### What you will do
Quote every line below exactly and skip any picture.

---------------

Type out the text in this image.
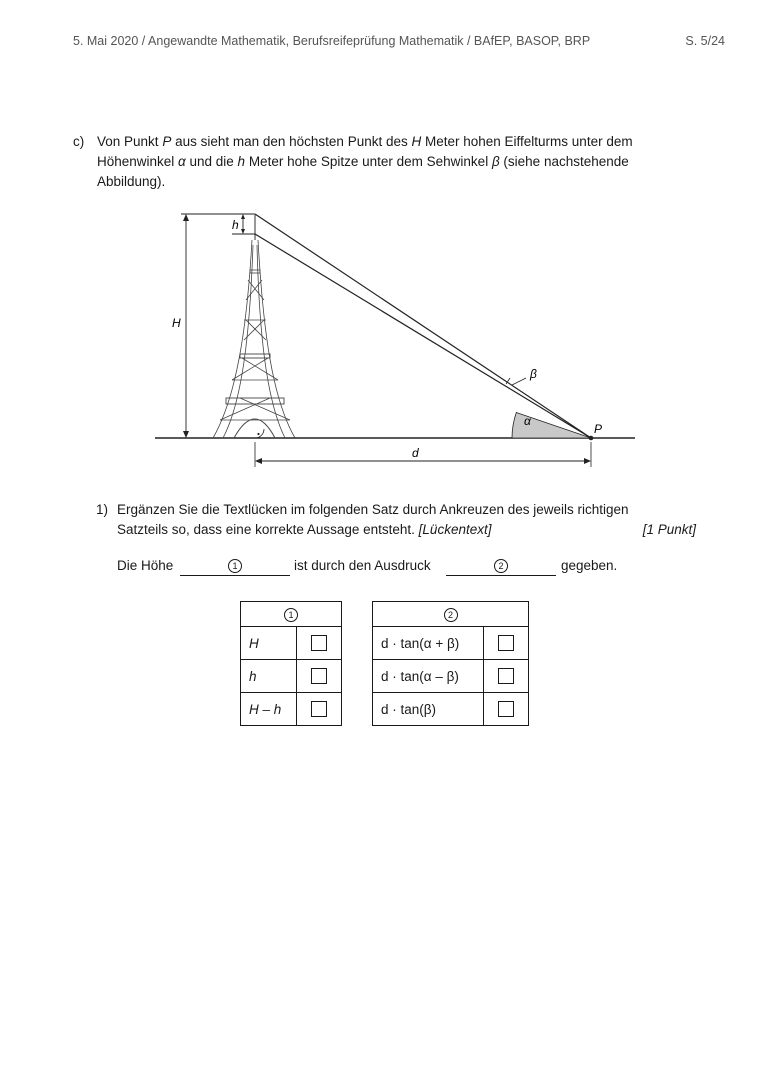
5. Mai 2020 / Angewandte Mathematik, Berufsreifeprüfung Mathematik / BAfEP, BASOP, BRP	S. 5/24
c) Von Punkt P aus sieht man den höchsten Punkt des H Meter hohen Eiffelturms unter dem Höhenwinkel α und die h Meter hohe Spitze unter dem Sehwinkel β (siehe nachstehende Abbildung).
h
H
d
P
α
β
1) Ergänzen Sie die Textlücken im folgenden Satz durch Ankreuzen des jeweils richtigen Satzteils so, dass eine korrekte Aussage entsteht. [Lückentext]	[1 Punkt]
Die Höhe	1	ist durch den Ausdruck	2	gegeben.
1	
H	
h	
H – h	
2	
d · tan(α + β)	
d · tan(α – β)	
d · tan(β)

---------------

### The result
Type out the text in this image.
5. Mai 2020 / Angewandte Mathematik, Berufsreifeprüfung Mathematik / BAfEP, BASOP, BRP	S. 5/24
c) Von Punkt P aus sieht man den höchsten Punkt des H Meter hohen Eiffelturms unter dem Höhenwinkel α und die h Meter hohe Spitze unter dem Sehwinkel β (siehe nachstehende Abbildung).
h
H
d
P
α
β
1) Ergänzen Sie die Textlücken im folgenden Satz durch Ankreuzen des jeweils richtigen Satzteils so, dass eine korrekte Aussage entsteht. [Lückentext]	[1 Punkt]
Die Höhe	1	ist durch den Ausdruck	2	gegeben.
1	
H	
h	
H – h	
2	
d · tan(α + β)	
d · tan(α – β)	
d · tan(β)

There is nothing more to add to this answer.